• Written problem: Exactly as they appear, output all of the entries.

__________

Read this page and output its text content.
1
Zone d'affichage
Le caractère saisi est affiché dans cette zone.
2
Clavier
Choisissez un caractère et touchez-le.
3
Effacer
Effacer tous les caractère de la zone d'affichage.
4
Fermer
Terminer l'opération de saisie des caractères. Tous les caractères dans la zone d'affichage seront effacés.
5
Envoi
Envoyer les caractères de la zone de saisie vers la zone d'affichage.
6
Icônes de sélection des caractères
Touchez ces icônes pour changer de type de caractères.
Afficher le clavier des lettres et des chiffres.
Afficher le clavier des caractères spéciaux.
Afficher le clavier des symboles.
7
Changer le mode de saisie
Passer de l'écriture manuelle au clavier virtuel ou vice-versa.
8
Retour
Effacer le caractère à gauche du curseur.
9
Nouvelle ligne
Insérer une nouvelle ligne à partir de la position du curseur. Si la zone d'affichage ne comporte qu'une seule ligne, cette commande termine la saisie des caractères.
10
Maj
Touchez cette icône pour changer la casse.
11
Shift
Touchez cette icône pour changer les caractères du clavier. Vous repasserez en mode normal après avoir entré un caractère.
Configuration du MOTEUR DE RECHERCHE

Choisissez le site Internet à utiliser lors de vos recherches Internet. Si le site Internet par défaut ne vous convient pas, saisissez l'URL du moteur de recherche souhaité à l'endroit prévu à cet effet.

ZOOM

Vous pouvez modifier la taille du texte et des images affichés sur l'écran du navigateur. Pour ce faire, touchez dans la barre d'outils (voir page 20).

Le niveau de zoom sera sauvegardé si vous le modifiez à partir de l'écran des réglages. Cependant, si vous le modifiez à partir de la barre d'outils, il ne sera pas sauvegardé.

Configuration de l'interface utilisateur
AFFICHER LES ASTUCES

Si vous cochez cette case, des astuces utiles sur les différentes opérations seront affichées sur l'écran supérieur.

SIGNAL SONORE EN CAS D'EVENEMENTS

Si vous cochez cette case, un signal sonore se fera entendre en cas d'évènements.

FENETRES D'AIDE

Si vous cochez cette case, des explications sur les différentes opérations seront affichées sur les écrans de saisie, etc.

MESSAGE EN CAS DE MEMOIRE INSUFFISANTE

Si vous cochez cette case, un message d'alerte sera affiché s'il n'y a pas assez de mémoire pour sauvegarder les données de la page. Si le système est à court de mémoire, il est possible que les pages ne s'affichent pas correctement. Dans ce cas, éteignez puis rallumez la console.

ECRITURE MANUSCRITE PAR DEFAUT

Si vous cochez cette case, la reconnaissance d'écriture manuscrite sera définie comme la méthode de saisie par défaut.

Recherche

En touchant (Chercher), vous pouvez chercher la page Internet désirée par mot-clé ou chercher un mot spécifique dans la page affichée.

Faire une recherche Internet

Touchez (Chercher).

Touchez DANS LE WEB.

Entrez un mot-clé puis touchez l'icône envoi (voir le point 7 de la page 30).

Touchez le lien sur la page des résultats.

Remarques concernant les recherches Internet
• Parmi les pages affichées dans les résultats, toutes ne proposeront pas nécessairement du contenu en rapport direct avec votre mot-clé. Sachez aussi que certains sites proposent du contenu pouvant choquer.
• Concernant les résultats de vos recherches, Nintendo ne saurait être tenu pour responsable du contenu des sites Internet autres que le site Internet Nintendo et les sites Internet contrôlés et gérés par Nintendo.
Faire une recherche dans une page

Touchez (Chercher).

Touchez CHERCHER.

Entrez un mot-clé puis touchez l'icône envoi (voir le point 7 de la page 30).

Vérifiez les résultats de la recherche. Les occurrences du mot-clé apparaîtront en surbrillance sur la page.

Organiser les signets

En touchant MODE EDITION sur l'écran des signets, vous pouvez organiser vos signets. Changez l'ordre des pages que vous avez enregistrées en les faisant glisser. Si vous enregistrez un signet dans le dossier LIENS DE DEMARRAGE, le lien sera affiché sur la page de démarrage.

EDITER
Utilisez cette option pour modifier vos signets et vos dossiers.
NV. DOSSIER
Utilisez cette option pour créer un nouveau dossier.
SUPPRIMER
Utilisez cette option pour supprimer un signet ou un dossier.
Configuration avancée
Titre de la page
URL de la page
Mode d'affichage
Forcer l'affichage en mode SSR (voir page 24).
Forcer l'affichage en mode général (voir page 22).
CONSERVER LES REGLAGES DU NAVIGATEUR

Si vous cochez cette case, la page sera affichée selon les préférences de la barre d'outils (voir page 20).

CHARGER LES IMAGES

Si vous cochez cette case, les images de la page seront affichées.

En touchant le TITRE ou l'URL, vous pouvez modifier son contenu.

__________

• In response:
Read this page and output its text content.
1
Zone d'affichage
Le caractère saisi est affiché dans cette zone.
2
Clavier
Choisissez un caractère et touchez-le.
3
Effacer
Effacer tous les caractère de la zone d'affichage.
4
Fermer
Terminer l'opération de saisie des caractères. Tous les caractères dans la zone d'affichage seront effacés.
5
Envoi
Envoyer les caractères de la zone de saisie vers la zone d'affichage.
6
Icônes de sélection des caractères
Touchez ces icônes pour changer de type de caractères.
Afficher le clavier des lettres et des chiffres.
Afficher le clavier des caractères spéciaux.
Afficher le clavier des symboles.
7
Changer le mode de saisie
Passer de l'écriture manuelle au clavier virtuel ou vice-versa.
8
Retour
Effacer le caractère à gauche du curseur.
9
Nouvelle ligne
Insérer une nouvelle ligne à partir de la position du curseur. Si la zone d'affichage ne comporte qu'une seule ligne, cette commande termine la saisie des caractères.
10
Maj
Touchez cette icône pour changer la casse.
11
Shift
Touchez cette icône pour changer les caractères du clavier. Vous repasserez en mode normal après avoir entré un caractère.
Configuration du MOTEUR DE RECHERCHE

Choisissez le site Internet à utiliser lors de vos recherches Internet. Si le site Internet par défaut ne vous convient pas, saisissez l'URL du moteur de recherche souhaité à l'endroit prévu à cet effet.

ZOOM

Vous pouvez modifier la taille du texte et des images affichés sur l'écran du navigateur. Pour ce faire, touchez dans la barre d'outils (voir page 20).

Le niveau de zoom sera sauvegardé si vous le modifiez à partir de l'écran des réglages. Cependant, si vous le modifiez à partir de la barre d'outils, il ne sera pas sauvegardé.

Configuration de l'interface utilisateur
AFFICHER LES ASTUCES

Si vous cochez cette case, des astuces utiles sur les différentes opérations seront affichées sur l'écran supérieur.

SIGNAL SONORE EN CAS D'EVENEMENTS

Si vous cochez cette case, un signal sonore se fera entendre en cas d'évènements.

FENETRES D'AIDE

Si vous cochez cette case, des explications sur les différentes opérations seront affichées sur les écrans de saisie, etc.

MESSAGE EN CAS DE MEMOIRE INSUFFISANTE

Si vous cochez cette case, un message d'alerte sera affiché s'il n'y a pas assez de mémoire pour sauvegarder les données de la page. Si le système est à court de mémoire, il est possible que les pages ne s'affichent pas correctement. Dans ce cas, éteignez puis rallumez la console.

ECRITURE MANUSCRITE PAR DEFAUT

Si vous cochez cette case, la reconnaissance d'écriture manuscrite sera définie comme la méthode de saisie par défaut.

Recherche

En touchant (Chercher), vous pouvez chercher la page Internet désirée par mot-clé ou chercher un mot spécifique dans la page affichée.

Faire une recherche Internet

Touchez (Chercher).

Touchez DANS LE WEB.

Entrez un mot-clé puis touchez l'icône envoi (voir le point 7 de la page 30).

Touchez le lien sur la page des résultats.

Remarques concernant les recherches Internet
• Parmi les pages affichées dans les résultats, toutes ne proposeront pas nécessairement du contenu en rapport direct avec votre mot-clé. Sachez aussi que certains sites proposent du contenu pouvant choquer.
• Concernant les résultats de vos recherches, Nintendo ne saurait être tenu pour responsable du contenu des sites Internet autres que le site Internet Nintendo et les sites Internet contrôlés et gérés par Nintendo.
Faire une recherche dans une page

Touchez (Chercher).

Touchez CHERCHER.

Entrez un mot-clé puis touchez l'icône envoi (voir le point 7 de la page 30).

Vérifiez les résultats de la recherche. Les occurrences du mot-clé apparaîtront en surbrillance sur la page.

Organiser les signets

En touchant MODE EDITION sur l'écran des signets, vous pouvez organiser vos signets. Changez l'ordre des pages que vous avez enregistrées en les faisant glisser. Si vous enregistrez un signet dans le dossier LIENS DE DEMARRAGE, le lien sera affiché sur la page de démarrage.

EDITER
Utilisez cette option pour modifier vos signets et vos dossiers.
NV. DOSSIER
Utilisez cette option pour créer un nouveau dossier.
SUPPRIMER
Utilisez cette option pour supprimer un signet ou un dossier.
Configuration avancée
Titre de la page
URL de la page
Mode d'affichage
Forcer l'affichage en mode SSR (voir page 24).
Forcer l'affichage en mode général (voir page 22).
CONSERVER LES REGLAGES DU NAVIGATEUR

Si vous cochez cette case, la page sera affichée selon les préférences de la barre d'outils (voir page 20).

CHARGER LES IMAGES

Si vous cochez cette case, les images de la page seront affichées.

En touchant le TITRE ou l'URL, vous pouvez modifier son contenu.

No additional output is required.